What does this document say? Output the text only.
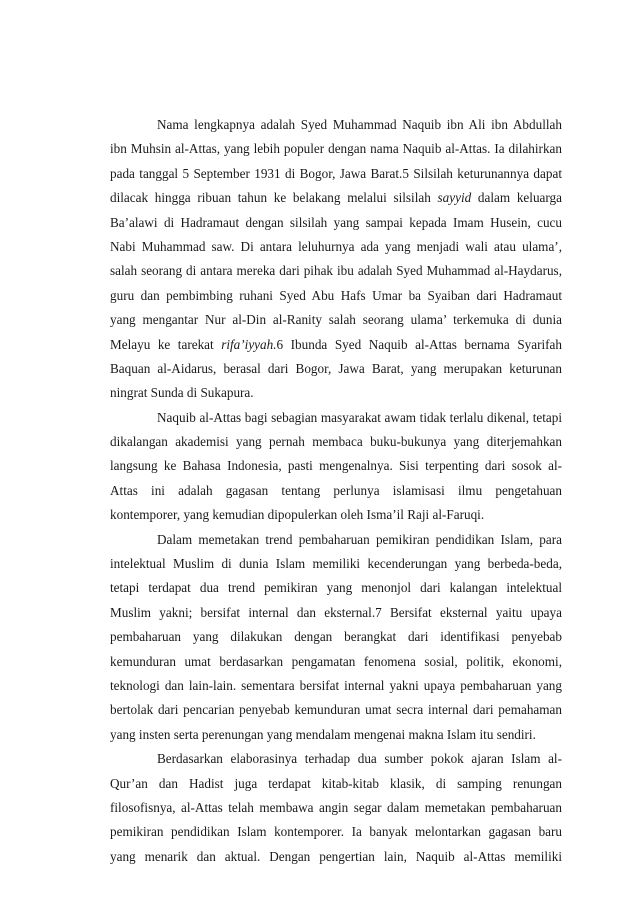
Nama lengkapnya adalah Syed Muhammad Naquib ibn Ali ibn Abdullah
ibn Muhsin al-Attas, yang lebih populer dengan nama Naquib al-Attas. Ia dilahirkan
pada tanggal 5 September 1931 di Bogor, Jawa Barat.5 Silsilah keturunannya dapat
dilacak hingga ribuan tahun ke belakang melalui silsilah sayyid dalam keluarga
Ba’alawi di Hadramaut dengan silsilah yang sampai kepada Imam Husein, cucu
Nabi Muhammad saw. Di antara leluhurnya ada yang menjadi wali atau ulama’,
salah seorang di antara mereka dari pihak ibu adalah Syed Muhammad al-Haydarus,
guru dan pembimbing ruhani Syed Abu Hafs Umar ba Syaiban dari Hadramaut
yang mengantar Nur al-Din al-Ranity salah seorang ulama’ terkemuka di dunia
Melayu ke tarekat rifa’iyyah.6 Ibunda Syed Naquib al-Attas bernama Syarifah
Baquan al-Aidarus, berasal dari Bogor, Jawa Barat, yang merupakan keturunan
ningrat Sunda di Sukapura.
Naquib al-Attas bagi sebagian masyarakat awam tidak terlalu dikenal, tetapi
dikalangan akademisi yang pernah membaca buku-bukunya yang diterjemahkan
langsung ke Bahasa Indonesia, pasti mengenalnya. Sisi terpenting dari sosok al-
Attas ini adalah gagasan tentang perlunya islamisasi ilmu pengetahuan
kontemporer, yang kemudian dipopulerkan oleh Isma’il Raji al-Faruqi.
Dalam memetakan trend pembaharuan pemikiran pendidikan Islam, para
intelektual Muslim di dunia Islam memiliki kecenderungan yang berbeda-beda,
tetapi terdapat dua trend pemikiran yang menonjol dari kalangan intelektual
Muslim yakni; bersifat internal dan eksternal.7 Bersifat eksternal yaitu upaya
pembaharuan yang dilakukan dengan berangkat dari identifikasi penyebab
kemunduran umat berdasarkan pengamatan fenomena sosial, politik, ekonomi,
teknologi dan lain-lain. sementara bersifat internal yakni upaya pembaharuan yang
bertolak dari pencarian penyebab kemunduran umat secra internal dari pemahaman
yang insten serta perenungan yang mendalam mengenai makna Islam itu sendiri.
Berdasarkan elaborasinya terhadap dua sumber pokok ajaran Islam al-
Qur’an dan Hadist juga terdapat kitab-kitab klasik, di samping renungan
filosofisnya, al-Attas telah membawa angin segar dalam memetakan pembaharuan
pemikiran pendidikan Islam kontemporer. Ia banyak melontarkan gagasan baru
yang menarik dan aktual. Dengan pengertian lain, Naquib al-Attas memiliki
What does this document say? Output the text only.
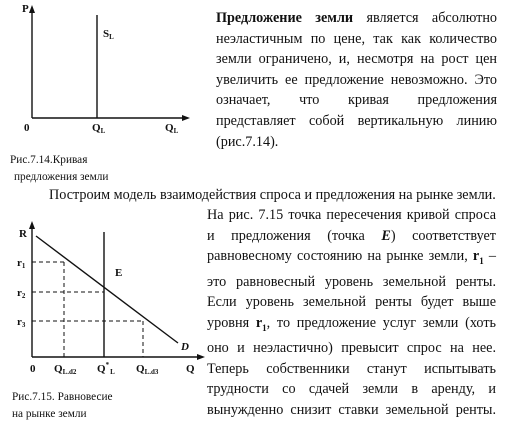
P
0
SL
QL	QL
Рис.7.14.Кривая
предложения земли
Предложение земли является абсолютно
неэластичным по цене, так как количество
земли ограничено, и, несмотря на рост цен
увеличить ее предложение невозможно. Это
означает, что кривая предложения
представляет собой вертикальную линию
(рис.7.14).
Построим модель взаимодействия спроса и предложения на рынке земли.
R
r1
r2
r3
E
D
0 QL.d2 $Q^*_L$ QL.d3	Q
Рис.7.15. Равновесие
на рынке земли
На рис. 7.15 точка пересечения кривой спроса
и предложения (точка E) соответствует
равновесному состоянию на рынке земли, $r_1$ –
это равновесный уровень земельной ренты.
Если уровень земельной ренты будет выше
уровня $r_1$, то предложение услуг земли (хоть
оно и неэластично) превысит спрос на нее.
Теперь собственники станут испытывать
трудности со сдачей земли в аренду, и
вынужденно снизит ставки земельной ренты.
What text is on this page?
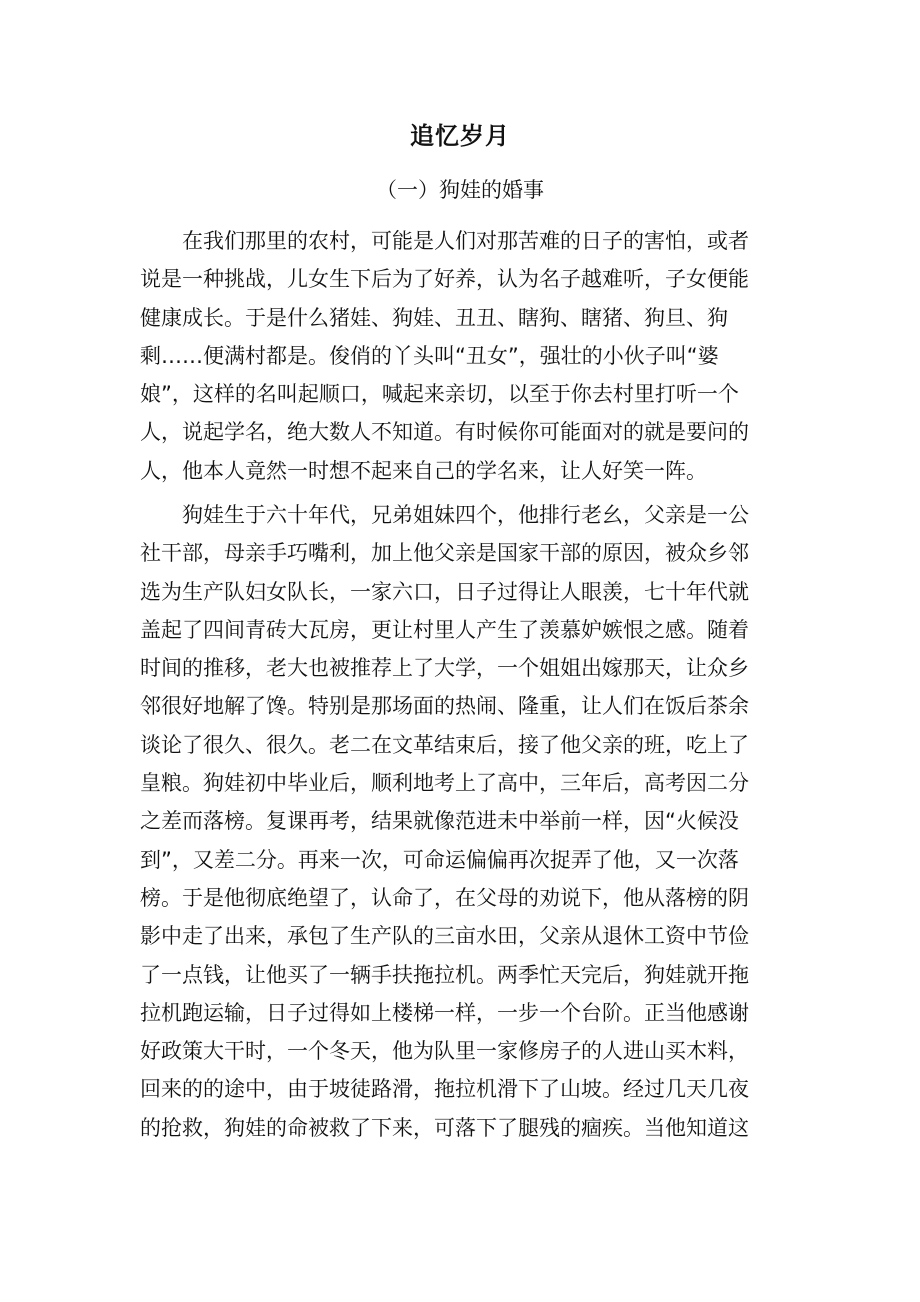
追忆岁月
（一）狗娃的婚事
　　在我们那里的农村，可能是人们对那苦难的日子的害怕，或者
说是一种挑战，儿女生下后为了好养，认为名子越难听，子女便能
健康成长。于是什么猪娃、狗娃、丑丑、瞎狗、瞎猪、狗旦、狗
剩……便满村都是。俊俏的丫头叫“丑女”，强壮的小伙子叫“婆
娘”，这样的名叫起顺口，喊起来亲切，以至于你去村里打听一个
人，说起学名，绝大数人不知道。有时候你可能面对的就是要问的
人，他本人竟然一时想不起来自己的学名来，让人好笑一阵。
　　狗娃生于六十年代，兄弟姐妹四个，他排行老幺，父亲是一公
社干部，母亲手巧嘴利，加上他父亲是国家干部的原因，被众乡邻
选为生产队妇女队长，一家六口，日子过得让人眼羡，七十年代就
盖起了四间青砖大瓦房，更让村里人产生了羡慕妒嫉恨之感。随着
时间的推移，老大也被推荐上了大学，一个姐姐出嫁那天，让众乡
邻很好地解了馋。特别是那场面的热闹、隆重，让人们在饭后茶余
谈论了很久、很久。老二在文革结束后，接了他父亲的班，吃上了
皇粮。狗娃初中毕业后，顺利地考上了高中，三年后，高考因二分
之差而落榜。复课再考，结果就像范进未中举前一样，因“火候没
到”，又差二分。再来一次，可命运偏偏再次捉弄了他，又一次落
榜。于是他彻底绝望了，认命了，在父母的劝说下，他从落榜的阴
影中走了出来，承包了生产队的三亩水田，父亲从退休工资中节俭
了一点钱，让他买了一辆手扶拖拉机。两季忙天完后，狗娃就开拖
拉机跑运输，日子过得如上楼梯一样，一步一个台阶。正当他感谢
好政策大干时，一个冬天，他为队里一家修房子的人进山买木料，
回来的的途中，由于坡徒路滑，拖拉机滑下了山坡。经过几天几夜
的抢救，狗娃的命被救了下来，可落下了腿残的痼疾。当他知道这
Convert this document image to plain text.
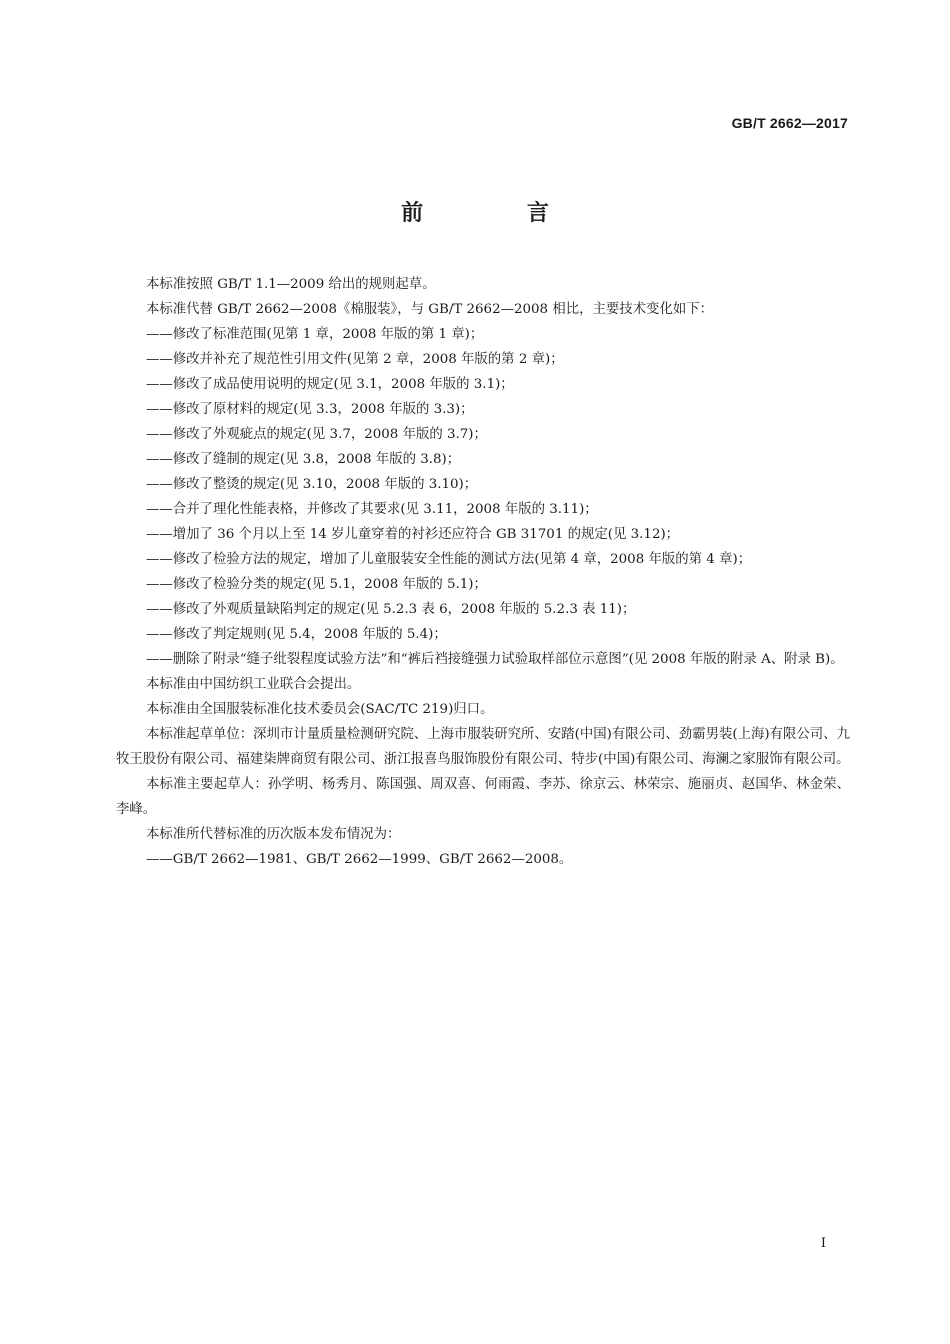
GB/T 2662—2017
前 言

本标准按照 GB/T 1.1—2009 给出的规则起草。

本标准代替 GB/T 2662—2008《棉服装》，与 GB/T 2662—2008 相比，主要技术变化如下：

——修改了标准范围(见第 1 章，2008 年版的第 1 章)；

——修改并补充了规范性引用文件(见第 2 章，2008 年版的第 2 章)；

——修改了成品使用说明的规定(见 3.1，2008 年版的 3.1)；

——修改了原材料的规定(见 3.3，2008 年版的 3.3)；

——修改了外观疵点的规定(见 3.7，2008 年版的 3.7)；

——修改了缝制的规定(见 3.8，2008 年版的 3.8)；

——修改了整烫的规定(见 3.10，2008 年版的 3.10)；

——合并了理化性能表格，并修改了其要求(见 3.11，2008 年版的 3.11)；

——增加了 36 个月以上至 14 岁儿童穿着的衬衫还应符合 GB 31701 的规定(见 3.12)；

——修改了检验方法的规定，增加了儿童服装安全性能的测试方法(见第 4 章，2008 年版的第 4 章)；

——修改了检验分类的规定(见 5.1，2008 年版的 5.1)；

——修改了外观质量缺陷判定的规定(见 5.2.3 表 6，2008 年版的 5.2.3 表 11)；

——修改了判定规则(见 5.4，2008 年版的 5.4)；

——删除了附录“缝子纰裂程度试验方法”和“裤后裆接缝强力试验取样部位示意图”(见 2008 年版的附录 A、附录 B)。

本标准由中国纺织工业联合会提出。

本标准由全国服装标准化技术委员会(SAC/TC 219)归口。

本标准起草单位：深圳市计量质量检测研究院、上海市服装研究所、安踏(中国)有限公司、劲霸男装(上海)有限公司、九牧王股份有限公司、福建柒牌商贸有限公司、浙江报喜鸟服饰股份有限公司、特步(中国)有限公司、海澜之家服饰有限公司。

本标准主要起草人：孙学明、杨秀月、陈国强、周双喜、何雨霞、李苏、徐京云、林荣宗、施丽贞、赵国华、林金荣、李峰。

本标准所代替标准的历次版本发布情况为：

——GB/T 2662—1981、GB/T 2662—1999、GB/T 2662—2008。

I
____________
Direction: Show all lines from the data above in which the word "trend" appears.

Exercise solution:
Dalam memetakan trend pembaharuan pemikiran pendidikan Islam, para
tetapi terdapat dua trend pemikiran yang menonjol dari kalangan intelektual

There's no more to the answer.